PROBLEM TO WORK ON:
Return every line below in which "true" appears.

____ ITEMS

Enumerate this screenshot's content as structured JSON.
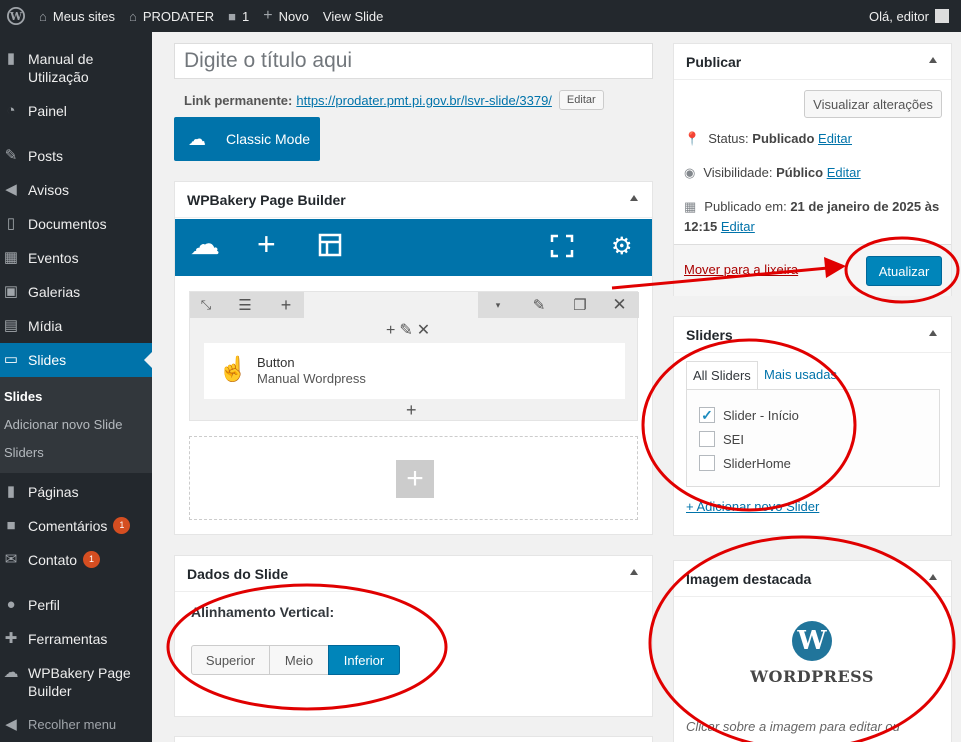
{
  "admin_bar": {
    "sites": "Meus sites",
    "site_name": "PRODATER",
    "comments_count": "1",
    "new_label": "Novo",
    "view_label": "View Slide",
    "greeting": "Olá, editor"
  },
  "sidebar": {
    "items": [
      {
        "label": "Manual de Utilização",
        "icon": "book-icon"
      },
      {
        "label": "Painel",
        "icon": "dashboard-icon"
      },
      {
        "label": "Posts",
        "icon": "pin-icon"
      },
      {
        "label": "Avisos",
        "icon": "megaphone-icon"
      },
      {
        "label": "Documentos",
        "icon": "document-icon"
      },
      {
        "label": "Eventos",
        "icon": "calendar-icon"
      },
      {
        "label": "Galerias",
        "icon": "gallery-icon"
      },
      {
        "label": "Mídia",
        "icon": "media-icon"
      },
      {
        "label": "Slides",
        "icon": "slides-icon"
      },
      {
        "label": "Páginas",
        "icon": "page-icon"
      },
      {
        "label": "Comentários",
        "icon": "comment-icon",
        "badge": "1"
      },
      {
        "label": "Contato",
        "icon": "mail-icon",
        "badge": "1"
      },
      {
        "label": "Perfil",
        "icon": "user-icon"
      },
      {
        "label": "Ferramentas",
        "icon": "wrench-icon"
      },
      {
        "label": "WPBakery Page Builder",
        "icon": "wpbakery-icon"
      }
    ],
    "submenu": [
      "Slides",
      "Adicionar novo Slide",
      "Sliders"
    ],
    "collapse": "Recolher menu"
  },
  "editor": {
    "title_placeholder": "Digite o título aqui",
    "permalink_label": "Link permanente:",
    "permalink_url": "https://prodater.pmt.pi.gov.br/lsvr-slide/3379/",
    "edit_button": "Editar",
    "classic_mode": "Classic Mode"
  },
  "wpbakery": {
    "title": "WPBakery Page Builder",
    "element_title": "Button",
    "element_subtitle": "Manual Wordpress"
  },
  "slide_data": {
    "title": "Dados do Slide",
    "alignment_label": "Alinhamento Vertical:",
    "options": [
      "Superior",
      "Meio",
      "Inferior"
    ],
    "selected": "Inferior"
  },
  "publish": {
    "title": "Publicar",
    "preview_button": "Visualizar alterações",
    "status_label": "Status:",
    "status_value": "Publicado",
    "visibility_label": "Visibilidade:",
    "visibility_value": "Público",
    "published_label": "Publicado em:",
    "published_value": "21 de janeiro de 2025 às",
    "published_time": "12:15",
    "edit_link": "Editar",
    "trash_link": "Mover para a lixeira",
    "update_button": "Atualizar"
  },
  "sliders": {
    "title": "Sliders",
    "tab_all": "All Sliders",
    "tab_popular": "Mais usadas",
    "items": [
      {
        "label": "Slider - Início",
        "checked": true
      },
      {
        "label": "SEI",
        "checked": false
      },
      {
        "label": "SliderHome",
        "checked": false
      }
    ],
    "add_new": "+ Adicionar novo Slider"
  },
  "featured_image": {
    "title": "Imagem destacada",
    "logo_text": "WORDPRESS",
    "hint": "Clicar sobre a imagem para editar ou"
  },
  "colors": {
    "admin_dark": "#23282d",
    "accent": "#0073aa",
    "annotation_red": "#e00000"
  }
}
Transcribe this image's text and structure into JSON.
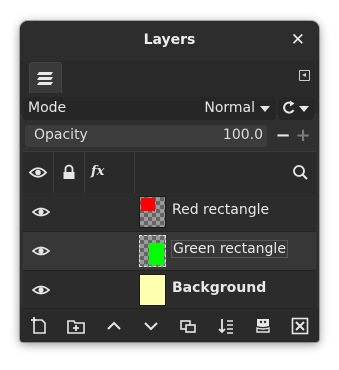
{
  "window": {
    "title": "Layers",
    "close_icon": "close-icon"
  },
  "tabs": {
    "active_tab_icon": "layers-stack-icon",
    "menu_icon": "tab-menu-icon"
  },
  "mode": {
    "label": "Mode",
    "value": "Normal",
    "switch_icon": "composite-mode-icon"
  },
  "opacity": {
    "label": "Opacity",
    "value": "100.0",
    "decrement": "−",
    "increment": "+"
  },
  "header": {
    "icons": [
      "visibility-icon",
      "lock-icon",
      "effects-icon",
      "search-icon"
    ],
    "fx_label": "fx"
  },
  "layers": [
    {
      "name": "Red rectangle",
      "visible": true,
      "thumb_color": "#ff0000",
      "bold": false,
      "active": false
    },
    {
      "name": "Green rectangle",
      "visible": true,
      "thumb_color": "#00ff00",
      "bold": false,
      "active": true
    },
    {
      "name": "Background",
      "visible": true,
      "thumb_color": "#ffffb0",
      "bold": true,
      "active": false
    }
  ],
  "footer_buttons": [
    "new-layer-icon",
    "new-group-icon",
    "raise-layer-icon",
    "lower-layer-icon",
    "duplicate-layer-icon",
    "merge-down-icon",
    "mask-icon",
    "delete-layer-icon"
  ],
  "colors": {
    "panel_bg": "#303030",
    "text": "#e8e8e8",
    "active_row": "#373737"
  }
}
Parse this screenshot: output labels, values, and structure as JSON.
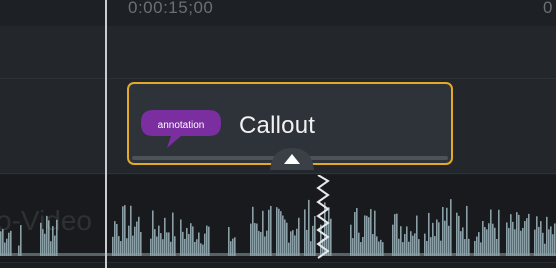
{
  "ruler": {
    "timecode": "0:00:15;00",
    "edge_label": "0"
  },
  "callout_clip": {
    "badge_label": "annotation",
    "title": "Callout",
    "badge_color": "#7a2ea0",
    "border_color": "#e3a928"
  },
  "audio_track": {
    "watermark_text": "o-Video"
  },
  "colors": {
    "track_bg": "#23272b",
    "waveform": "#8aa0a6",
    "playhead": "#c9cdd1"
  }
}
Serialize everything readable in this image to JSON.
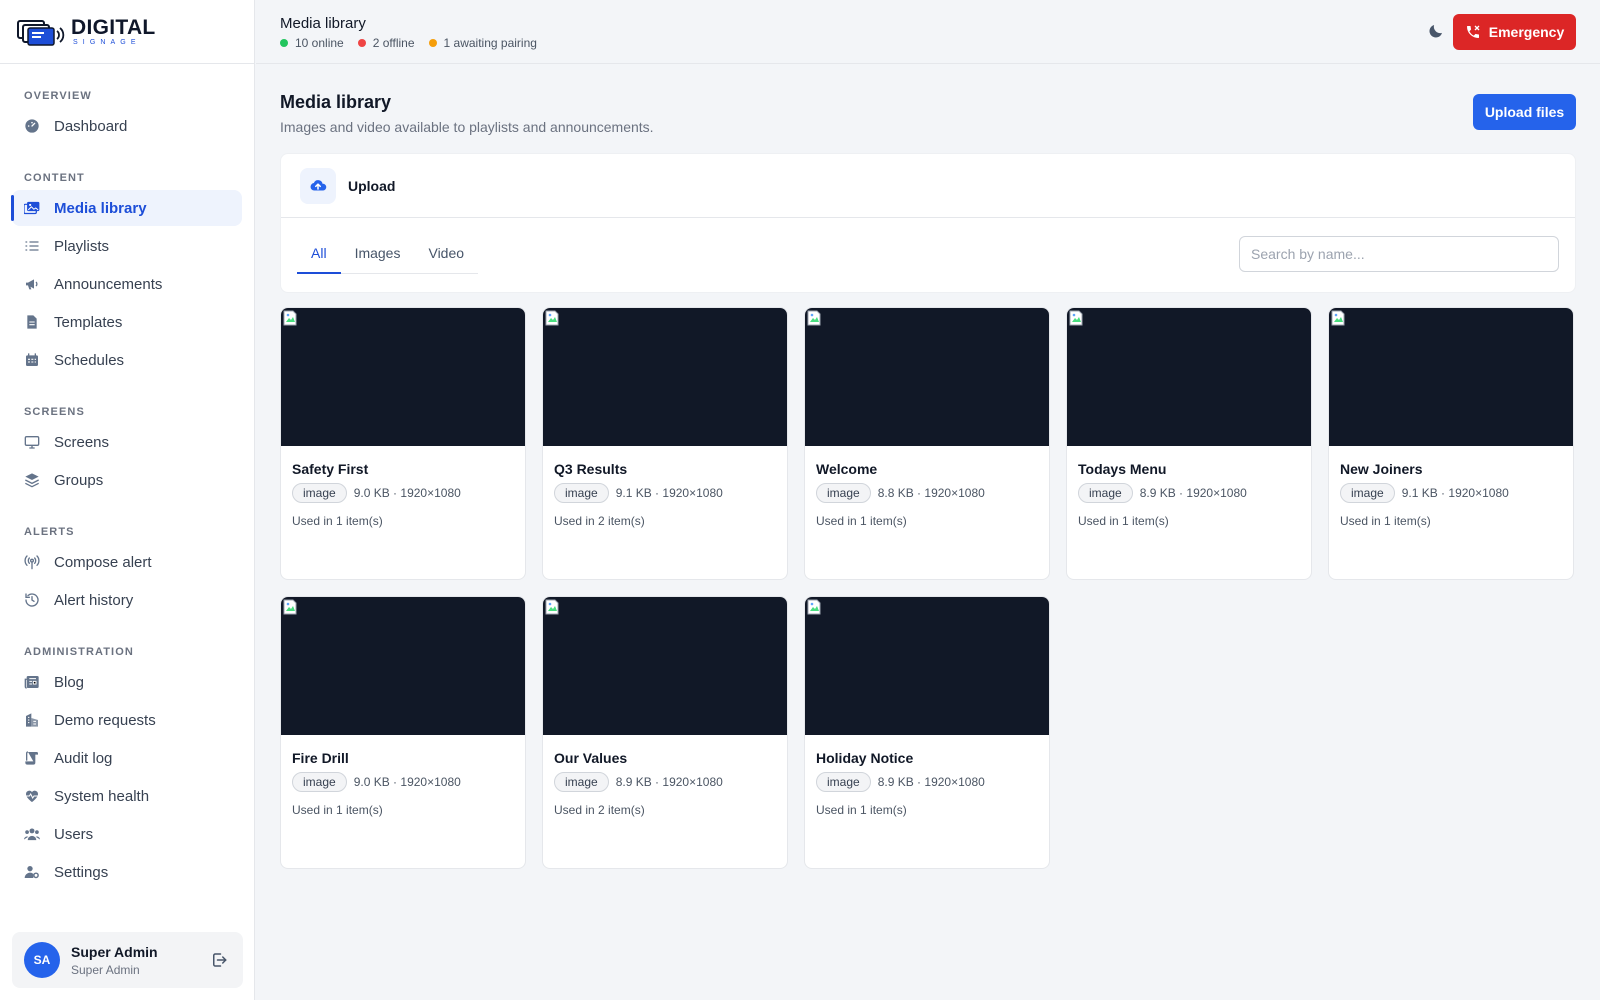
{
  "brand": {
    "line1": "DIGITAL",
    "line2": "SIGNAGE"
  },
  "sidebar": {
    "sections": [
      {
        "title": "OVERVIEW",
        "items": [
          {
            "label": "Dashboard",
            "icon": "dashboard-icon"
          }
        ]
      },
      {
        "title": "CONTENT",
        "items": [
          {
            "label": "Media library",
            "icon": "media-icon",
            "active": true
          },
          {
            "label": "Playlists",
            "icon": "list-icon"
          },
          {
            "label": "Announcements",
            "icon": "megaphone-icon"
          },
          {
            "label": "Templates",
            "icon": "file-icon"
          },
          {
            "label": "Schedules",
            "icon": "calendar-icon"
          }
        ]
      },
      {
        "title": "SCREENS",
        "items": [
          {
            "label": "Screens",
            "icon": "monitor-icon"
          },
          {
            "label": "Groups",
            "icon": "layers-icon"
          }
        ]
      },
      {
        "title": "ALERTS",
        "items": [
          {
            "label": "Compose alert",
            "icon": "broadcast-icon"
          },
          {
            "label": "Alert history",
            "icon": "history-icon"
          }
        ]
      },
      {
        "title": "ADMINISTRATION",
        "items": [
          {
            "label": "Blog",
            "icon": "newspaper-icon"
          },
          {
            "label": "Demo requests",
            "icon": "building-icon"
          },
          {
            "label": "Audit log",
            "icon": "scroll-icon"
          },
          {
            "label": "System health",
            "icon": "heart-pulse-icon"
          },
          {
            "label": "Users",
            "icon": "users-icon"
          },
          {
            "label": "Settings",
            "icon": "user-gear-icon"
          }
        ]
      }
    ]
  },
  "user": {
    "initials": "SA",
    "name": "Super Admin",
    "role": "Super Admin"
  },
  "topbar": {
    "title": "Media library",
    "status": [
      {
        "text": "10 online",
        "color": "#22c55e"
      },
      {
        "text": "2 offline",
        "color": "#ef4444"
      },
      {
        "text": "1 awaiting pairing",
        "color": "#f59e0b"
      }
    ],
    "emergency_label": "Emergency"
  },
  "page": {
    "title": "Media library",
    "subtitle": "Images and video available to playlists and announcements.",
    "upload_files_label": "Upload files",
    "upload_label": "Upload",
    "tabs": [
      "All",
      "Images",
      "Video"
    ],
    "active_tab": 0,
    "search_placeholder": "Search by name..."
  },
  "media": [
    {
      "name": "Safety First",
      "type": "image",
      "size": "9.0 KB",
      "dims": "1920×1080",
      "usage": "Used in 1 item(s)"
    },
    {
      "name": "Q3 Results",
      "type": "image",
      "size": "9.1 KB",
      "dims": "1920×1080",
      "usage": "Used in 2 item(s)"
    },
    {
      "name": "Welcome",
      "type": "image",
      "size": "8.8 KB",
      "dims": "1920×1080",
      "usage": "Used in 1 item(s)"
    },
    {
      "name": "Todays Menu",
      "type": "image",
      "size": "8.9 KB",
      "dims": "1920×1080",
      "usage": "Used in 1 item(s)"
    },
    {
      "name": "New Joiners",
      "type": "image",
      "size": "9.1 KB",
      "dims": "1920×1080",
      "usage": "Used in 1 item(s)"
    },
    {
      "name": "Fire Drill",
      "type": "image",
      "size": "9.0 KB",
      "dims": "1920×1080",
      "usage": "Used in 1 item(s)"
    },
    {
      "name": "Our Values",
      "type": "image",
      "size": "8.9 KB",
      "dims": "1920×1080",
      "usage": "Used in 2 item(s)"
    },
    {
      "name": "Holiday Notice",
      "type": "image",
      "size": "8.9 KB",
      "dims": "1920×1080",
      "usage": "Used in 1 item(s)"
    }
  ],
  "colors": {
    "accent": "#1d4ed8",
    "primary_button": "#2563eb",
    "danger": "#dc2626",
    "thumb_bg": "#111827"
  }
}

________

WORKED SOLUTION:
        "checked": true
      "visible": true,
      "visible": true,
      "active": true
      "visible": true,
      "bold": true,
            "active": true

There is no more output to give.